Aim:
Restate the records below word for word.

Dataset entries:
## START
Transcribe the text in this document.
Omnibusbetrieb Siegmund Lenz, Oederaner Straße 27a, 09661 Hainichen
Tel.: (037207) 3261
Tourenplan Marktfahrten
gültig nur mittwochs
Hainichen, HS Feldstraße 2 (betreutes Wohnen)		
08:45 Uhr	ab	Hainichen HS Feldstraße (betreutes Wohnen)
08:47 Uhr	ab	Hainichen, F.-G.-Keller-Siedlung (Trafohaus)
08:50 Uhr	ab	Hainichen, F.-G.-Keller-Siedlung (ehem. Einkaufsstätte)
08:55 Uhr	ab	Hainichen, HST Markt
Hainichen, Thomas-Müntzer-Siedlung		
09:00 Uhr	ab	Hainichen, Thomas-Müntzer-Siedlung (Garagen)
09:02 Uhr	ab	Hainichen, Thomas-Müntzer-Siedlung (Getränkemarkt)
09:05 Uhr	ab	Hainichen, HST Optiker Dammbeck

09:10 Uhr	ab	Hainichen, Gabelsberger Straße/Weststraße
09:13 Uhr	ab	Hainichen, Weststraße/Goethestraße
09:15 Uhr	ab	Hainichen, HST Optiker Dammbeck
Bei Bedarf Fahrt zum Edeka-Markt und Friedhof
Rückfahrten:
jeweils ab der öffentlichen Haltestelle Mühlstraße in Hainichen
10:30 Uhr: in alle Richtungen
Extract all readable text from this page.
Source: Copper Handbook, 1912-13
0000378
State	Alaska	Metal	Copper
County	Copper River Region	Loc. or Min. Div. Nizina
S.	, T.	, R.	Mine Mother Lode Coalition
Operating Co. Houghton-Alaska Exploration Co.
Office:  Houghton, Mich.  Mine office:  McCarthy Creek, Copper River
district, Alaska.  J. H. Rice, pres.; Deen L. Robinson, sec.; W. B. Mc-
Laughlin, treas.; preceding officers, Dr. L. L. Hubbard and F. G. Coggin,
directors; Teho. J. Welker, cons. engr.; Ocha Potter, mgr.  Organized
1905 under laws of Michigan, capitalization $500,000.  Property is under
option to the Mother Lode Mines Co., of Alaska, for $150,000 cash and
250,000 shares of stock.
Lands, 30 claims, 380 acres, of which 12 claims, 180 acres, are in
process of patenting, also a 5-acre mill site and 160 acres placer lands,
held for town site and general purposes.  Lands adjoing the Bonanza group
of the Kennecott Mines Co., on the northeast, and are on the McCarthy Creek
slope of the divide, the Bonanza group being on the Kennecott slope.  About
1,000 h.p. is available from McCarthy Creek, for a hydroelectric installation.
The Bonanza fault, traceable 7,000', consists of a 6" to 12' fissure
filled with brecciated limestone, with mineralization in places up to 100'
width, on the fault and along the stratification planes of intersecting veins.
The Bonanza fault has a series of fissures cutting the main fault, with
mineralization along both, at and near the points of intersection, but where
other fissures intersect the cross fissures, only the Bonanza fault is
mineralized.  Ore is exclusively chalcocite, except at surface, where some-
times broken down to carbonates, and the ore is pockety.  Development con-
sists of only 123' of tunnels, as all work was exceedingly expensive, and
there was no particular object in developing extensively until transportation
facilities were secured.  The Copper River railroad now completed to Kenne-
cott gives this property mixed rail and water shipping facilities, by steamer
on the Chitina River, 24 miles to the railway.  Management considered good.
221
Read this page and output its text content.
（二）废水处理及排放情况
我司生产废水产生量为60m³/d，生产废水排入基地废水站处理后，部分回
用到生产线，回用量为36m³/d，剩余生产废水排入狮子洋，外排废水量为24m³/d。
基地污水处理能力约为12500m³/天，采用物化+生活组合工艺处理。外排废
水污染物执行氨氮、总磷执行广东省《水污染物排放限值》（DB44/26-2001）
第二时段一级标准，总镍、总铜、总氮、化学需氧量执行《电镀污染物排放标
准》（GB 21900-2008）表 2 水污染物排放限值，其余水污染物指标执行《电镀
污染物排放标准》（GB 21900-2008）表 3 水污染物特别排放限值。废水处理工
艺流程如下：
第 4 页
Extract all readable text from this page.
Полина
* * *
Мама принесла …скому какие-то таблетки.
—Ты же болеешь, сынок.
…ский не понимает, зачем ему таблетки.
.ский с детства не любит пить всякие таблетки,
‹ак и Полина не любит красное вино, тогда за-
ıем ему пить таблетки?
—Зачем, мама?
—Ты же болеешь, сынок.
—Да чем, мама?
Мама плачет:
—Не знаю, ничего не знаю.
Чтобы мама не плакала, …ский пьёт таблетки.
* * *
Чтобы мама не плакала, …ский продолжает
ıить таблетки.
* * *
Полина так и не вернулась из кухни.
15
## END
Full answer:
Transcribe the text in this document.
Omnibusbetrieb Siegmund Lenz, Oederaner Straße 27a, 09661 Hainichen
Tel.: (037207) 3261
Tourenplan Marktfahrten
gültig nur mittwochs
Hainichen, HS Feldstraße 2 (betreutes Wohnen)		
08:45 Uhr	ab	Hainichen HS Feldstraße (betreutes Wohnen)
08:47 Uhr	ab	Hainichen, F.-G.-Keller-Siedlung (Trafohaus)
08:50 Uhr	ab	Hainichen, F.-G.-Keller-Siedlung (ehem. Einkaufsstätte)
08:55 Uhr	ab	Hainichen, HST Markt
Hainichen, Thomas-Müntzer-Siedlung		
09:00 Uhr	ab	Hainichen, Thomas-Müntzer-Siedlung (Garagen)
09:02 Uhr	ab	Hainichen, Thomas-Müntzer-Siedlung (Getränkemarkt)
09:05 Uhr	ab	Hainichen, HST Optiker Dammbeck

09:10 Uhr	ab	Hainichen, Gabelsberger Straße/Weststraße
09:13 Uhr	ab	Hainichen, Weststraße/Goethestraße
09:15 Uhr	ab	Hainichen, HST Optiker Dammbeck
Bei Bedarf Fahrt zum Edeka-Markt und Friedhof
Rückfahrten:
jeweils ab der öffentlichen Haltestelle Mühlstraße in Hainichen
10:30 Uhr: in alle Richtungen
Extract all readable text from this page.
Source: Copper Handbook, 1912-13
0000378
State	Alaska	Metal	Copper
County	Copper River Region	Loc. or Min. Div. Nizina
S.	, T.	, R.	Mine Mother Lode Coalition
Operating Co. Houghton-Alaska Exploration Co.
Office:  Houghton, Mich.  Mine office:  McCarthy Creek, Copper River
district, Alaska.  J. H. Rice, pres.; Deen L. Robinson, sec.; W. B. Mc-
Laughlin, treas.; preceding officers, Dr. L. L. Hubbard and F. G. Coggin,
directors; Teho. J. Welker, cons. engr.; Ocha Potter, mgr.  Organized
1905 under laws of Michigan, capitalization $500,000.  Property is under
option to the Mother Lode Mines Co., of Alaska, for $150,000 cash and
250,000 shares of stock.
Lands, 30 claims, 380 acres, of which 12 claims, 180 acres, are in
process of patenting, also a 5-acre mill site and 160 acres placer lands,
held for town site and general purposes.  Lands adjoing the Bonanza group
of the Kennecott Mines Co., on the northeast, and are on the McCarthy Creek
slope of the divide, the Bonanza group being on the Kennecott slope.  About
1,000 h.p. is available from McCarthy Creek, for a hydroelectric installation.
The Bonanza fault, traceable 7,000', consists of a 6" to 12' fissure
filled with brecciated limestone, with mineralization in places up to 100'
width, on the fault and along the stratification planes of intersecting veins.
The Bonanza fault has a series of fissures cutting the main fault, with
mineralization along both, at and near the points of intersection, but where
other fissures intersect the cross fissures, only the Bonanza fault is
mineralized.  Ore is exclusively chalcocite, except at surface, where some-
times broken down to carbonates, and the ore is pockety.  Development con-
sists of only 123' of tunnels, as all work was exceedingly expensive, and
there was no particular object in developing extensively until transportation
facilities were secured.  The Copper River railroad now completed to Kenne-
cott gives this property mixed rail and water shipping facilities, by steamer
on the Chitina River, 24 miles to the railway.  Management considered good.
221
Read this page and output its text content.
（二）废水处理及排放情况
我司生产废水产生量为60m³/d，生产废水排入基地废水站处理后，部分回
用到生产线，回用量为36m³/d，剩余生产废水排入狮子洋，外排废水量为24m³/d。
基地污水处理能力约为12500m³/天，采用物化+生活组合工艺处理。外排废
水污染物执行氨氮、总磷执行广东省《水污染物排放限值》（DB44/26-2001）
第二时段一级标准，总镍、总铜、总氮、化学需氧量执行《电镀污染物排放标
准》（GB 21900-2008）表 2 水污染物排放限值，其余水污染物指标执行《电镀
污染物排放标准》（GB 21900-2008）表 3 水污染物特别排放限值。废水处理工
艺流程如下：
第 4 页
Extract all readable text from this page.
Полина
* * *
Мама принесла …скому какие-то таблетки.
—Ты же болеешь, сынок.
…ский не понимает, зачем ему таблетки.
.ский с детства не любит пить всякие таблетки,
‹ак и Полина не любит красное вино, тогда за-
ıем ему пить таблетки?
—Зачем, мама?
—Ты же болеешь, сынок.
—Да чем, мама?
Мама плачет:
—Не знаю, ничего не знаю.
Чтобы мама не плакала, …ский пьёт таблетки.
* * *
Чтобы мама не плакала, …ский продолжает
ıить таблетки.
* * *
Полина так и не вернулась из кухни.
15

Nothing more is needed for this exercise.